Collect each line containing "this".

# # # # # # #

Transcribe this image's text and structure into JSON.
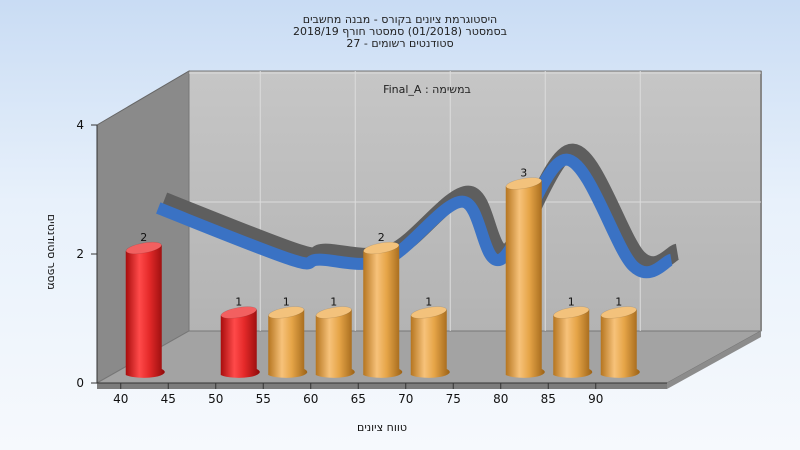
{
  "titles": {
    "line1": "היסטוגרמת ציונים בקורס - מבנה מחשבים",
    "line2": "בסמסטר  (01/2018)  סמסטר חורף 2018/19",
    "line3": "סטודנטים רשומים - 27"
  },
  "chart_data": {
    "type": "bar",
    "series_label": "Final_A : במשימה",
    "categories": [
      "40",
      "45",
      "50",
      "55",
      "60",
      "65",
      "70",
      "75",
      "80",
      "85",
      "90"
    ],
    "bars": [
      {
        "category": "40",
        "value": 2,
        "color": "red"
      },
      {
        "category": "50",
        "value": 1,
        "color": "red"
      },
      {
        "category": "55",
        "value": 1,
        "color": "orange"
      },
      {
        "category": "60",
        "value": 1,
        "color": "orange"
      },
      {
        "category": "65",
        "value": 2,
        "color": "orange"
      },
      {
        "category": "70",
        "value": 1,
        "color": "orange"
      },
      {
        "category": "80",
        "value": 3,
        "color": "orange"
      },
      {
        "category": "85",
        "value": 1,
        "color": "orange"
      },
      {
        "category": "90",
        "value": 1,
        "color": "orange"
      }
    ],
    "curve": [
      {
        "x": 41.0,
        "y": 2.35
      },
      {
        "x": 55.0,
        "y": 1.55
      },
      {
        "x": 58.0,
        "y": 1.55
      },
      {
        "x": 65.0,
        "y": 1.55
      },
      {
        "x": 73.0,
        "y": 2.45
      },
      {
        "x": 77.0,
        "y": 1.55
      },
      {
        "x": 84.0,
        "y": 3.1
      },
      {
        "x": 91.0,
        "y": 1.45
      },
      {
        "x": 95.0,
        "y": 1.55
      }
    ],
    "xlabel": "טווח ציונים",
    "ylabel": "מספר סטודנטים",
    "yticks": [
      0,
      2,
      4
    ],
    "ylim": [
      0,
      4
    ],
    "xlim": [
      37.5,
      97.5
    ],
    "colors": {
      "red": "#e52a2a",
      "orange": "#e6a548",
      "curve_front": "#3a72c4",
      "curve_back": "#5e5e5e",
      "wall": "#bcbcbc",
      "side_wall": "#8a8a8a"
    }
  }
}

# # # # # # #

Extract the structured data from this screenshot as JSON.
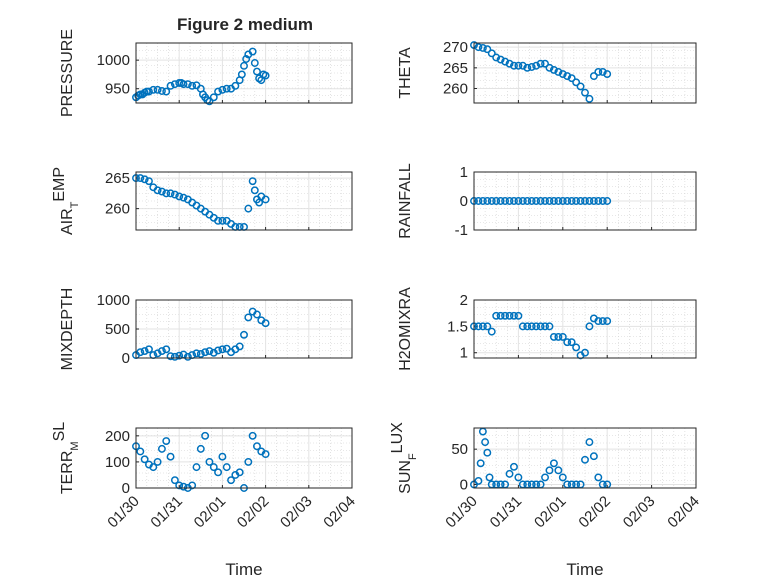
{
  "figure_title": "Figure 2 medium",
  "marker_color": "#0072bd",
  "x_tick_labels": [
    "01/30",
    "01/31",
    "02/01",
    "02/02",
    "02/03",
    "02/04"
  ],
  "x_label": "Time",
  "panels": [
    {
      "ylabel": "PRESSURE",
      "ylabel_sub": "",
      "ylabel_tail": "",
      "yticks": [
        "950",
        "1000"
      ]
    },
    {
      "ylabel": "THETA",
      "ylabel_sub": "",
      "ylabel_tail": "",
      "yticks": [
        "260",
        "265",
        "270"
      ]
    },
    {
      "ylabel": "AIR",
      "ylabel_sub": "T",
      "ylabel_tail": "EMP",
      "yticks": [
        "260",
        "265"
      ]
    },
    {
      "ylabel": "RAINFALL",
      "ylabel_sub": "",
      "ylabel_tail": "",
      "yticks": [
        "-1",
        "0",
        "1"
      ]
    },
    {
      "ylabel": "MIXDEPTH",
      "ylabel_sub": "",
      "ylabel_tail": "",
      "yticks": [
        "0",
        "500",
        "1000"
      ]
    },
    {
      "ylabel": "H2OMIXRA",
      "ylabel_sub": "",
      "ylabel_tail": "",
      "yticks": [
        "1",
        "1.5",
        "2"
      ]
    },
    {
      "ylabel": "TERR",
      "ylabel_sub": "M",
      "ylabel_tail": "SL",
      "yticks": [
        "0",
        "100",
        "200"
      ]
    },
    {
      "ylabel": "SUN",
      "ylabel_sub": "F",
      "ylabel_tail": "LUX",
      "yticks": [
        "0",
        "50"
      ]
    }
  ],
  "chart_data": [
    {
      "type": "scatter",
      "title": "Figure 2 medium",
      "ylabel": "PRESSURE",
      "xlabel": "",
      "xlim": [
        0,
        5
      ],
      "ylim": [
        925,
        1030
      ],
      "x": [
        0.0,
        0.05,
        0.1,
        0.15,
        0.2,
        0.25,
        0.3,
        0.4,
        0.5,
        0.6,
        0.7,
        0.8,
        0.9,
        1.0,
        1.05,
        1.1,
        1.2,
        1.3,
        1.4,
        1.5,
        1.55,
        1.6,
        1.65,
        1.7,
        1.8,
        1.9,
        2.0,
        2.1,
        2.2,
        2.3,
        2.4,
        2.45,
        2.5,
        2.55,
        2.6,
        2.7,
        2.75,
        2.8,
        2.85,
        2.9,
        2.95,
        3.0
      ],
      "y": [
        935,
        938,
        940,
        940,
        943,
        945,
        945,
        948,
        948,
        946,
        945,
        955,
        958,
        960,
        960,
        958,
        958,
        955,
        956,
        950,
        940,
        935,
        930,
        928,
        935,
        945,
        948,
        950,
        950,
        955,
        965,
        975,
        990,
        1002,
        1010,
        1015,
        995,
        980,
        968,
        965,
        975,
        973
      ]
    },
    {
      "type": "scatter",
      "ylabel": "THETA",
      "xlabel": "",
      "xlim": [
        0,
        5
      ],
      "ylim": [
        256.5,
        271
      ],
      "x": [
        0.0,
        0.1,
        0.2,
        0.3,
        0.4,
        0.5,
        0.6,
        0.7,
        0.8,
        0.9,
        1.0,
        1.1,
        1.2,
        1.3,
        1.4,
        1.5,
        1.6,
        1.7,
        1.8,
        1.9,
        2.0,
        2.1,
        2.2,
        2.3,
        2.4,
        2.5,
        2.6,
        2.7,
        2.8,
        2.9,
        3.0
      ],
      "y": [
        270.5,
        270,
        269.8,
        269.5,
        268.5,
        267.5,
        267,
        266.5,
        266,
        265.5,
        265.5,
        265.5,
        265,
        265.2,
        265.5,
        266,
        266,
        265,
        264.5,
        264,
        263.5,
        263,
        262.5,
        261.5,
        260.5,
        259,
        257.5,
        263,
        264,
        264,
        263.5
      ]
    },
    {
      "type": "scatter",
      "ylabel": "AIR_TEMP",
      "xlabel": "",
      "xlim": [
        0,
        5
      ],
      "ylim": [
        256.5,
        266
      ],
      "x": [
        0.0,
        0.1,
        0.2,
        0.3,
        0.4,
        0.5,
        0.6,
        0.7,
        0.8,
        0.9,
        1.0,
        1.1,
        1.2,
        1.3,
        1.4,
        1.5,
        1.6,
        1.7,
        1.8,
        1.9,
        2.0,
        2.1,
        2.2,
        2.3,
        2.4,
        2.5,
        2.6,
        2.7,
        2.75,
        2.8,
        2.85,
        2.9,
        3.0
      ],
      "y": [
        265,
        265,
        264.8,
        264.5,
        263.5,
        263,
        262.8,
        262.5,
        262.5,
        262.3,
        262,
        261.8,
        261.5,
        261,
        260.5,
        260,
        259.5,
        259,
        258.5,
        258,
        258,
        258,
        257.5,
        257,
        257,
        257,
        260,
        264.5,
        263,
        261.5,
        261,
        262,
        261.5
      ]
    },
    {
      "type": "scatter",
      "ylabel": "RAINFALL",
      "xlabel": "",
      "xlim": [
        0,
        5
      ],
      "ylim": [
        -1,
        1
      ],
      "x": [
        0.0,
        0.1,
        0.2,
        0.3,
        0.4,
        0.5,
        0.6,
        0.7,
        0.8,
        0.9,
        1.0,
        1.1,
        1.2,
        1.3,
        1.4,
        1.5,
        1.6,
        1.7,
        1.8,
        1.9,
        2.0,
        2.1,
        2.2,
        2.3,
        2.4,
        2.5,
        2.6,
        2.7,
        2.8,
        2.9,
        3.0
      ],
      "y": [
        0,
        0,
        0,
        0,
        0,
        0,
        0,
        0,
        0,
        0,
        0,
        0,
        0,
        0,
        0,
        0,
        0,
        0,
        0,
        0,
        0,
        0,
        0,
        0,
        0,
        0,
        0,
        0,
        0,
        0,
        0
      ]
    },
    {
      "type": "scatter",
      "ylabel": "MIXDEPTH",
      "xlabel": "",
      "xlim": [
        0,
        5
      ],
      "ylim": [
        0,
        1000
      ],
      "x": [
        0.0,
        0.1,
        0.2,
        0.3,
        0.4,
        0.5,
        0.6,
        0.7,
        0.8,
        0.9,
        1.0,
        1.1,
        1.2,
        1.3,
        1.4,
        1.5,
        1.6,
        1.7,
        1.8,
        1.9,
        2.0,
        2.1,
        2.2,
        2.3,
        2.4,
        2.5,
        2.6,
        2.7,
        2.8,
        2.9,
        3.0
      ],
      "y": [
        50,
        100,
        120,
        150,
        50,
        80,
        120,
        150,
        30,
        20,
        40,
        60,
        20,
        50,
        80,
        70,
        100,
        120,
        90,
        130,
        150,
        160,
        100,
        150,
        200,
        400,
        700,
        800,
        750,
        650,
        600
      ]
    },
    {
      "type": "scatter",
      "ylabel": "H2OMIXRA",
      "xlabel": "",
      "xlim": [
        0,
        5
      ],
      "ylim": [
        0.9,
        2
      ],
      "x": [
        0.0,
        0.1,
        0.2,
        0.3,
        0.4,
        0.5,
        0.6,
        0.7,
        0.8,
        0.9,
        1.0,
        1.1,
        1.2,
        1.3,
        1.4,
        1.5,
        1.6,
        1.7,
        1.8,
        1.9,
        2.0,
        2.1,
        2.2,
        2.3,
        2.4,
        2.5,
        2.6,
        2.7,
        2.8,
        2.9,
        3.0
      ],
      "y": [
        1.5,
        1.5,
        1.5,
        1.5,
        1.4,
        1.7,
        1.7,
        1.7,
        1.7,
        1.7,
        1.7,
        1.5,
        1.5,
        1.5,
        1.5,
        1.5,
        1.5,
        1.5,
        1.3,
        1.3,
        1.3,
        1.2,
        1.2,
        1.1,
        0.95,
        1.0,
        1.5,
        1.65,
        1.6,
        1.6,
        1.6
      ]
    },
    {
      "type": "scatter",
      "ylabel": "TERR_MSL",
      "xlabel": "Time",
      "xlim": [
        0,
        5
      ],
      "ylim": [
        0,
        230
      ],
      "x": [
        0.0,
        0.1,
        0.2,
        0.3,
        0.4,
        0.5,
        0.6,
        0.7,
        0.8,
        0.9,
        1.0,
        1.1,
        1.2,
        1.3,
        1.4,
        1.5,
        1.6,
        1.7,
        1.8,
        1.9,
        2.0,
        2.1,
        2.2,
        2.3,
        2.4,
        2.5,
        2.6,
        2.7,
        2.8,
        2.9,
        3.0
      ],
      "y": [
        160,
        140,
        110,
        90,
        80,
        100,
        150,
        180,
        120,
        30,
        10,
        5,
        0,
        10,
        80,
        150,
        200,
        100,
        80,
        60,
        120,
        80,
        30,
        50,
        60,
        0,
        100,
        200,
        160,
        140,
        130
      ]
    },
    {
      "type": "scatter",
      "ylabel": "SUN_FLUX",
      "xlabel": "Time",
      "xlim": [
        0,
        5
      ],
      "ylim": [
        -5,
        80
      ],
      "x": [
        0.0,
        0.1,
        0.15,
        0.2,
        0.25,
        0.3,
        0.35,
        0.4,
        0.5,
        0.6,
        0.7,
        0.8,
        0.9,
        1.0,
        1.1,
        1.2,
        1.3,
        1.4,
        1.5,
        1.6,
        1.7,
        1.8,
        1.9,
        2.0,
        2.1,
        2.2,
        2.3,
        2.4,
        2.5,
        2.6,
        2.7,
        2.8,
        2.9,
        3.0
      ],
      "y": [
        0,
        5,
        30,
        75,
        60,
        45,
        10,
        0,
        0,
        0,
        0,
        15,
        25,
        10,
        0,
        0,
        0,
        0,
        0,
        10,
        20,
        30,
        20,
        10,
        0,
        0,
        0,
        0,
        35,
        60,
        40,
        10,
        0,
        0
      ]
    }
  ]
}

# # # # # # #

Response below
Transcribe this image's text and structure into JSON.
Extract the structured data from this screenshot as JSON.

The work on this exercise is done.